Exercise details:
Of the lines in the data below, count the ones holding the string "this", and answer with that number only.

Records for processing:
::::::::
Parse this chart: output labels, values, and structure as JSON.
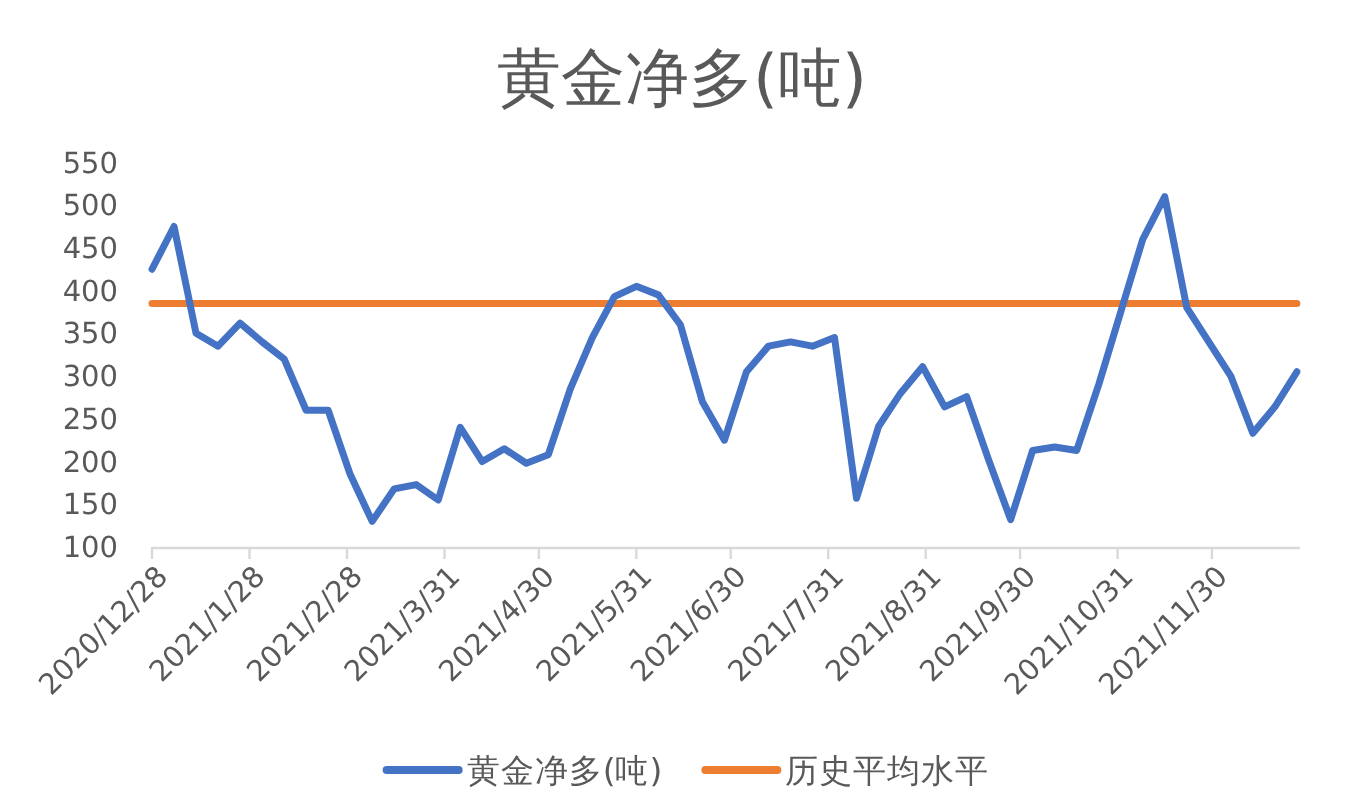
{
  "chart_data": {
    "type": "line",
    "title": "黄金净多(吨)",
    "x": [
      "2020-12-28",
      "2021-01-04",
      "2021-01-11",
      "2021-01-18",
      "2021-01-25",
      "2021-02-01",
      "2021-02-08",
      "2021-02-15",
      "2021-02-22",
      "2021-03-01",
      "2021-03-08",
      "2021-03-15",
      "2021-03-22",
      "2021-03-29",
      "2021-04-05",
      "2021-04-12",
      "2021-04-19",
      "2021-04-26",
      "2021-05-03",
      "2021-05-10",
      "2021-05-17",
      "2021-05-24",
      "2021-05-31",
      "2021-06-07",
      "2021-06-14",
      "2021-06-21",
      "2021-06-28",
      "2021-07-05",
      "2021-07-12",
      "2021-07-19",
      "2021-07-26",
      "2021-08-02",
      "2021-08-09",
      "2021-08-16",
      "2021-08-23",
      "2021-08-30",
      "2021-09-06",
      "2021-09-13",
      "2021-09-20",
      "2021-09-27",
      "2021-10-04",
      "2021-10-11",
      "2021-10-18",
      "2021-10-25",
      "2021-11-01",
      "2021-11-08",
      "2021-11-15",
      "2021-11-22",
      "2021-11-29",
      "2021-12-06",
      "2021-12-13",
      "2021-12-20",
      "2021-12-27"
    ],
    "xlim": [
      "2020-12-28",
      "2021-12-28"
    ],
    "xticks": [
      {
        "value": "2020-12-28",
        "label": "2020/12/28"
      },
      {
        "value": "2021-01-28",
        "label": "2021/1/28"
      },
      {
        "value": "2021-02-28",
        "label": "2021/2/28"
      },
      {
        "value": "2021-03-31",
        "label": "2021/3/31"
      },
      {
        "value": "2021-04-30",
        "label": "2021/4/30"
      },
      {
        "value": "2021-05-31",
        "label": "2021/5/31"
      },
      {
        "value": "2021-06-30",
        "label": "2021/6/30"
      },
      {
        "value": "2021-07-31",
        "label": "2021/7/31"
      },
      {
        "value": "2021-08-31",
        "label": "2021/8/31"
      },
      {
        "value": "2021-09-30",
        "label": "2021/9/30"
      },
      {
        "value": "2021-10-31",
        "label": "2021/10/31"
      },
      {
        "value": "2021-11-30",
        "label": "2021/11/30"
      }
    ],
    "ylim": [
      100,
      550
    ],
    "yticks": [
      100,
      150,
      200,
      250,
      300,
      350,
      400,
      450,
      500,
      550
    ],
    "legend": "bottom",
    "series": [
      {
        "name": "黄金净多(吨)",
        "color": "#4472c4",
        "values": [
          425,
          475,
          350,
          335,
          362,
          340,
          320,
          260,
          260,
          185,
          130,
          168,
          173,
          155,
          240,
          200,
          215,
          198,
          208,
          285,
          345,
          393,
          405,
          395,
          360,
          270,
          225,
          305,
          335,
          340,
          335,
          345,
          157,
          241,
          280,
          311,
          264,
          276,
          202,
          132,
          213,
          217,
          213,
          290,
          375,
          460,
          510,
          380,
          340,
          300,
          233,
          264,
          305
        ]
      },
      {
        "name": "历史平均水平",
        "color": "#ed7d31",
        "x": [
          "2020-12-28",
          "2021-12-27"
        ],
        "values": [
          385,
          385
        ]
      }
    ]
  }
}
::::::::
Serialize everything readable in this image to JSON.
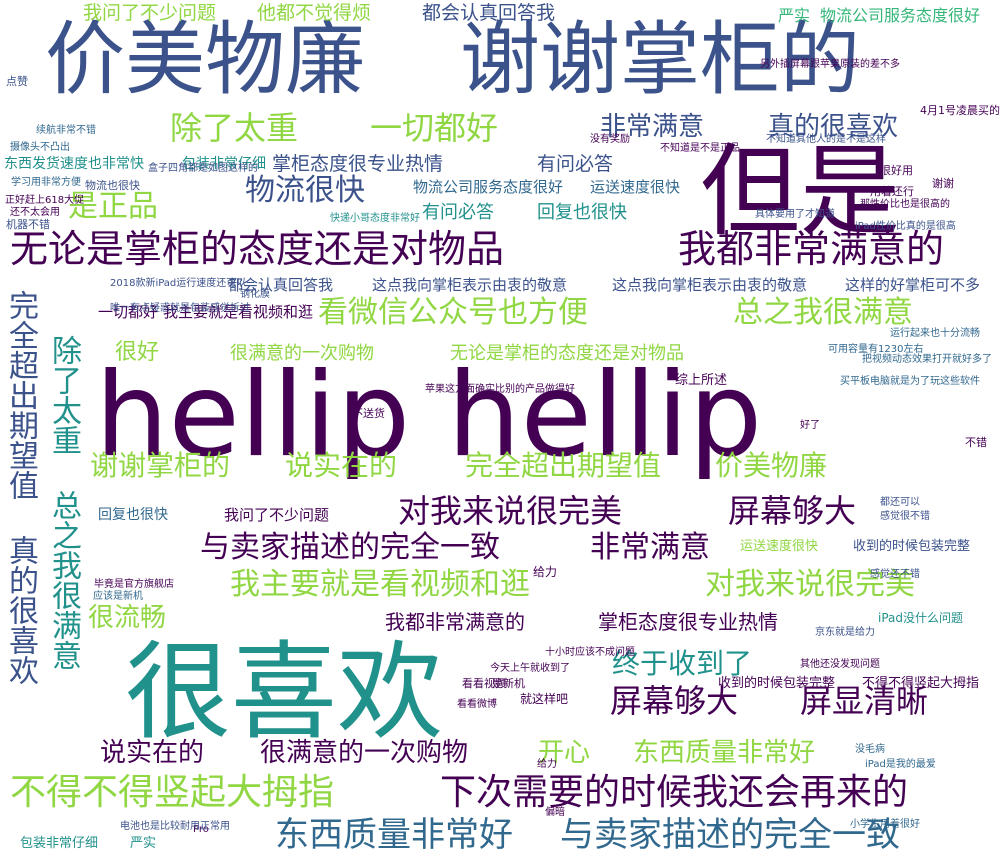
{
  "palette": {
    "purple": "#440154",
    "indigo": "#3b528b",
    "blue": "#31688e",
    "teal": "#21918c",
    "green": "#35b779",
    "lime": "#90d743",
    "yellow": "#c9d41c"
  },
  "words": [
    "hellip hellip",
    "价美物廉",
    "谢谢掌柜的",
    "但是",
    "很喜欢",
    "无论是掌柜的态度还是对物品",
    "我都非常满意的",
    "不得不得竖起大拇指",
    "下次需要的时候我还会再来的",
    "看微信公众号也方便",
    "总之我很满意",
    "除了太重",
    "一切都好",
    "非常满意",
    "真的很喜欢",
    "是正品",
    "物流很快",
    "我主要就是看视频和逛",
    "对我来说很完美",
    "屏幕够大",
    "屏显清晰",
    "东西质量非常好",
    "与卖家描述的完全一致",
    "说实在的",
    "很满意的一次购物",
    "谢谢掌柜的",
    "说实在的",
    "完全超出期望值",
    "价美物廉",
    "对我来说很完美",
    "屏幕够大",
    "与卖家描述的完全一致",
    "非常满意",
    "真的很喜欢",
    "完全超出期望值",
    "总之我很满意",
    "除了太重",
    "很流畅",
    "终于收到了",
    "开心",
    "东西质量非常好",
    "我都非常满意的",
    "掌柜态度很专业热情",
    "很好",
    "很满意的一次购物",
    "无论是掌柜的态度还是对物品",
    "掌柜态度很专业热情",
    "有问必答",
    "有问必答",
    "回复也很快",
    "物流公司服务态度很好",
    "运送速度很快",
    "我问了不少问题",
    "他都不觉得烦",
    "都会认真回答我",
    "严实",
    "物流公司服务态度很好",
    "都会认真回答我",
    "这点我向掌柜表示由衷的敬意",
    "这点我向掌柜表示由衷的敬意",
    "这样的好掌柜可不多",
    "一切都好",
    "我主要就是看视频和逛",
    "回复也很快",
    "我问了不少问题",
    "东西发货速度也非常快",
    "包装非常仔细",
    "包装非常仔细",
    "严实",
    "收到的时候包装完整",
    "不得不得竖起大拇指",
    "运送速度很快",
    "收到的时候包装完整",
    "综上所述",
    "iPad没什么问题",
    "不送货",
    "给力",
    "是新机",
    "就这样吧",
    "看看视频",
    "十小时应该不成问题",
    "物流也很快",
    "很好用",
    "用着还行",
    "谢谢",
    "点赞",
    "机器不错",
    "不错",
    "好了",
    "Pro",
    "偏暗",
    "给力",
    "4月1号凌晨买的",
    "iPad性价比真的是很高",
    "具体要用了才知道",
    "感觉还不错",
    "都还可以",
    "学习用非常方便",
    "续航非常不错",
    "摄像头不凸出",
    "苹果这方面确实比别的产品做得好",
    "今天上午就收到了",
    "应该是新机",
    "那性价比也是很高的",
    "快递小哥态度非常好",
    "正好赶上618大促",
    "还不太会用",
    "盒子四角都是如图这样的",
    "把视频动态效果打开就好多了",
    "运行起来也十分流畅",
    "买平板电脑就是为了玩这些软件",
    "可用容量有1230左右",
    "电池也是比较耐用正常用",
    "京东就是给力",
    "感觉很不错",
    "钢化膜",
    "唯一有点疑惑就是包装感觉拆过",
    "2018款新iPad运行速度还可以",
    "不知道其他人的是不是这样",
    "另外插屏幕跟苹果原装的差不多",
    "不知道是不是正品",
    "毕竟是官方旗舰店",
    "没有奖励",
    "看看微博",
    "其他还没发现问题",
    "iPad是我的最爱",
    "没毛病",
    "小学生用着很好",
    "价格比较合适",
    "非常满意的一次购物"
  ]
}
::::::::
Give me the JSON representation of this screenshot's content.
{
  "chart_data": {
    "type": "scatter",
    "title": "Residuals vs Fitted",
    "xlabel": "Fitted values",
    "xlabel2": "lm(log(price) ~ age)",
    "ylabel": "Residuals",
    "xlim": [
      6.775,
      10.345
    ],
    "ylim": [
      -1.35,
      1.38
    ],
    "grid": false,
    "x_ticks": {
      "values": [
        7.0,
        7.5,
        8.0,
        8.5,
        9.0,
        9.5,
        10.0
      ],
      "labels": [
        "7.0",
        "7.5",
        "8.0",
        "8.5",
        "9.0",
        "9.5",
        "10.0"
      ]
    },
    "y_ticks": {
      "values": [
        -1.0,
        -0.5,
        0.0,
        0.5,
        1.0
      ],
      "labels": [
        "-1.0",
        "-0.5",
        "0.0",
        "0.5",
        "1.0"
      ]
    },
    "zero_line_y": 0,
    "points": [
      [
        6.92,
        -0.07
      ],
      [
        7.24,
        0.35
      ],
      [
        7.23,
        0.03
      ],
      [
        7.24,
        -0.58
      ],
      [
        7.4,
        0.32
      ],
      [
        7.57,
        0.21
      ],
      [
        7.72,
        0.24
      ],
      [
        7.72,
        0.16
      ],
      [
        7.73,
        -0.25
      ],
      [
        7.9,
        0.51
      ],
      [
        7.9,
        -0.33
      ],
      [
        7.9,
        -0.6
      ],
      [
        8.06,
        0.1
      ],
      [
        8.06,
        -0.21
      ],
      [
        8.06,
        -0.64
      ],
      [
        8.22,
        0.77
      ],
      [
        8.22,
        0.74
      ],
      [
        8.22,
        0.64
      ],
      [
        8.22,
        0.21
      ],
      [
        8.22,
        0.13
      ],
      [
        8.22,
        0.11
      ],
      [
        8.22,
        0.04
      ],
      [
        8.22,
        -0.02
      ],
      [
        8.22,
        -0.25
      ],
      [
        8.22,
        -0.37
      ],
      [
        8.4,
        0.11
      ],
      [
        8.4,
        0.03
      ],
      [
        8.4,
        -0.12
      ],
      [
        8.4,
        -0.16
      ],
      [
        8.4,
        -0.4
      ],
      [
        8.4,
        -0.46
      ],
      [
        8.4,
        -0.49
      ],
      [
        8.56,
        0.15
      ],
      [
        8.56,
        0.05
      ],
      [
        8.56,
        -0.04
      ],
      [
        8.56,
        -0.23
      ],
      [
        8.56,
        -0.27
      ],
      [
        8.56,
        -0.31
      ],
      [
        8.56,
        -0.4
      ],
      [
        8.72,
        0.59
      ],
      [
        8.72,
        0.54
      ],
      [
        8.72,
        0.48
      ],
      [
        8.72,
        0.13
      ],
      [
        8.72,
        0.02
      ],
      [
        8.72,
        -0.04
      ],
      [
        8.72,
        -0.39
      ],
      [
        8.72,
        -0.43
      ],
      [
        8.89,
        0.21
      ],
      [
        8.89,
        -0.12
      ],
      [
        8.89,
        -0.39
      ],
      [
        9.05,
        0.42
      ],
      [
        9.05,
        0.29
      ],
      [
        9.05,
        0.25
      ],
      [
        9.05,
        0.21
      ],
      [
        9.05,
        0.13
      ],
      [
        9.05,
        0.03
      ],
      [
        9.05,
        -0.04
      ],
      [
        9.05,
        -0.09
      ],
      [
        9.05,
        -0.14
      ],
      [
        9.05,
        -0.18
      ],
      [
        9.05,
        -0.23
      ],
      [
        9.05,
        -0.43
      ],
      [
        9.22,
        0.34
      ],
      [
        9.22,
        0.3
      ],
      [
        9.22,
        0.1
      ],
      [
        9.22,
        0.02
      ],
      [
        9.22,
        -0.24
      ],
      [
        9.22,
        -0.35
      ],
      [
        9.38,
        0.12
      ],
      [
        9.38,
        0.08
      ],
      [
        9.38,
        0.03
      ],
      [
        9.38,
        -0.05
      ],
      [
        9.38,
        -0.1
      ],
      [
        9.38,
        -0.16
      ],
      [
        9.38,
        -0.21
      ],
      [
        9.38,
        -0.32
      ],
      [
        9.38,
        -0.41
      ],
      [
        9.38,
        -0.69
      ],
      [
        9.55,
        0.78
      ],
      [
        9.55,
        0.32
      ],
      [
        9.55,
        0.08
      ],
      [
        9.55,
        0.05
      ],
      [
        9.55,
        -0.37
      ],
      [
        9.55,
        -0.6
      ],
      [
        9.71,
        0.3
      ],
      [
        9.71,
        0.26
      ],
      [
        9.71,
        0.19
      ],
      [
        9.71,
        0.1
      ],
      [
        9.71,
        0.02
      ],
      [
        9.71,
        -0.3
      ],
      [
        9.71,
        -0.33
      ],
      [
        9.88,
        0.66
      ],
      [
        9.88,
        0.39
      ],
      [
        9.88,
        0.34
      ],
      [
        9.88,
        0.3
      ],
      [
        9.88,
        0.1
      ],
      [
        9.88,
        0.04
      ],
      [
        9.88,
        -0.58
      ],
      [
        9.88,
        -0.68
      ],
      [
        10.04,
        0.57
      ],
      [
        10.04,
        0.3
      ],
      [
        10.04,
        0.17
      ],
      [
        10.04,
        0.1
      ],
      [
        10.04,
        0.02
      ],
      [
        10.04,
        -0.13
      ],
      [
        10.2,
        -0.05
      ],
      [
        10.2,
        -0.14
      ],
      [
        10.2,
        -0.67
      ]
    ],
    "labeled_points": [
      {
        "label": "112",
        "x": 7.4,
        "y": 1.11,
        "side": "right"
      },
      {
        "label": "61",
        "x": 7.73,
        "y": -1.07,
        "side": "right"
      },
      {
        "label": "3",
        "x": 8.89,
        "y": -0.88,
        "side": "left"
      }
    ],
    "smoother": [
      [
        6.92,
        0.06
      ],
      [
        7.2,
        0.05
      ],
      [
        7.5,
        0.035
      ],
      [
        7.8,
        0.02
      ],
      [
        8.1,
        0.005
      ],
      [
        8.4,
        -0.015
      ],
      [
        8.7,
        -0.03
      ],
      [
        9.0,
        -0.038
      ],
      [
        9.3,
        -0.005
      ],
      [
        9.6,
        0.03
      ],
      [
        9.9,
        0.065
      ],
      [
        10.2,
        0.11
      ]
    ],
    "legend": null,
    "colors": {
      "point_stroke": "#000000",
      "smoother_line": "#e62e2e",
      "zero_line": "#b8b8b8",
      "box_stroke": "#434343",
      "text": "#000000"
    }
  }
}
::::::::
Task result:
3